--- Problem details ---
Write out all the entries word for word and omit any pictures.

--- Records for processing ---
━━━━━━━━
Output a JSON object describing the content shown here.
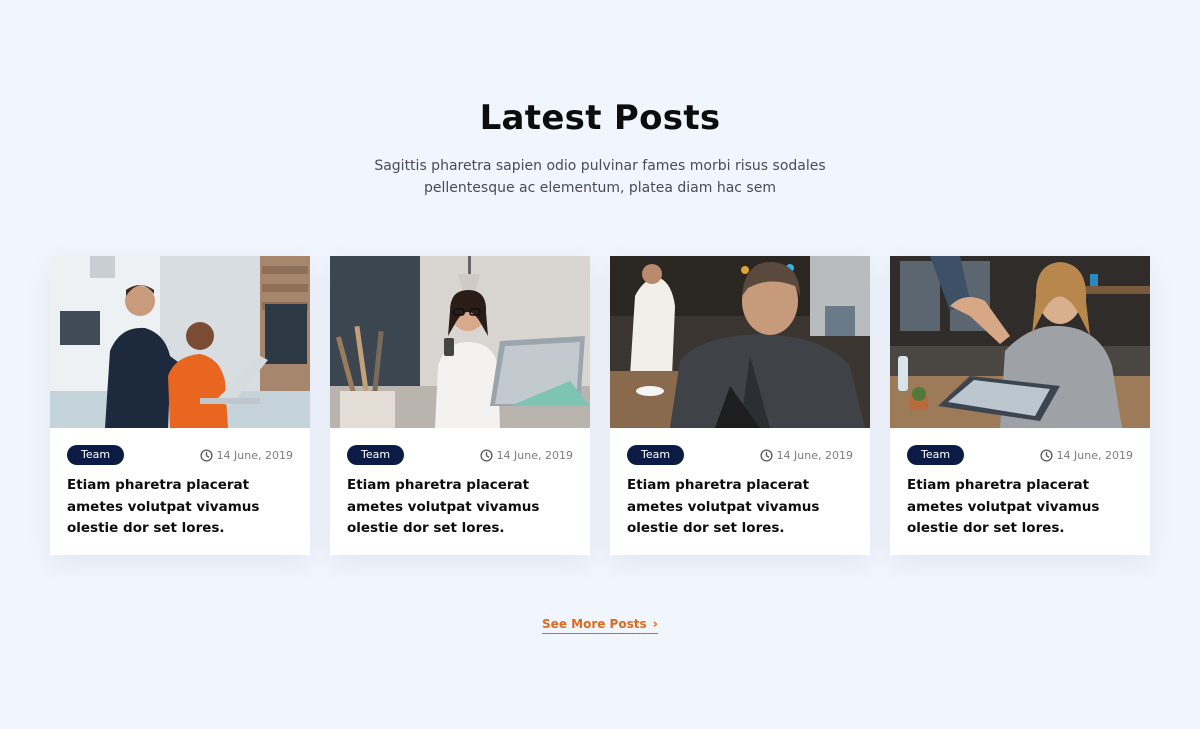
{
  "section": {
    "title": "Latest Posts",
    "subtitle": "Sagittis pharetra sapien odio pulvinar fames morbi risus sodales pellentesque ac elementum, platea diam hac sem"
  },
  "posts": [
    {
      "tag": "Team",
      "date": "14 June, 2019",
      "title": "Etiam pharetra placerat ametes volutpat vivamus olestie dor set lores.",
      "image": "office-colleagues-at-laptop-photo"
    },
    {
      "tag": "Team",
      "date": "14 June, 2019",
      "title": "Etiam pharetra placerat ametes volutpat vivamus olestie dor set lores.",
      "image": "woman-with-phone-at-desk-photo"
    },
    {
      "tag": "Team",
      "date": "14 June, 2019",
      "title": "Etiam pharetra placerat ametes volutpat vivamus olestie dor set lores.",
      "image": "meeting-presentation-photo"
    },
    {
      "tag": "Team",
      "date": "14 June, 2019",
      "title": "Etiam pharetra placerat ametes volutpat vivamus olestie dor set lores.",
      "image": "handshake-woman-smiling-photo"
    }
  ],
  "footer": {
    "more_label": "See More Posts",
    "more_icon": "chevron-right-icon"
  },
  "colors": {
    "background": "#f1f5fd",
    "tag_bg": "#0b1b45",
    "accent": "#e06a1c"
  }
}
━━━━━━━━
--- Problem solution ---
Output a JSON object describing the content shown here.
{
  "section": {
    "title": "Latest Posts",
    "subtitle": "Sagittis pharetra sapien odio pulvinar fames morbi risus sodales pellentesque ac elementum, platea diam hac sem"
  },
  "posts": [
    {
      "tag": "Team",
      "date": "14 June, 2019",
      "title": "Etiam pharetra placerat ametes volutpat vivamus olestie dor set lores.",
      "image": "office-colleagues-at-laptop-photo"
    },
    {
      "tag": "Team",
      "date": "14 June, 2019",
      "title": "Etiam pharetra placerat ametes volutpat vivamus olestie dor set lores.",
      "image": "woman-with-phone-at-desk-photo"
    },
    {
      "tag": "Team",
      "date": "14 June, 2019",
      "title": "Etiam pharetra placerat ametes volutpat vivamus olestie dor set lores.",
      "image": "meeting-presentation-photo"
    },
    {
      "tag": "Team",
      "date": "14 June, 2019",
      "title": "Etiam pharetra placerat ametes volutpat vivamus olestie dor set lores.",
      "image": "handshake-woman-smiling-photo"
    }
  ],
  "footer": {
    "more_label": "See More Posts",
    "more_icon": "chevron-right-icon"
  },
  "colors": {
    "background": "#f1f5fd",
    "tag_bg": "#0b1b45",
    "accent": "#e06a1c"
  }
}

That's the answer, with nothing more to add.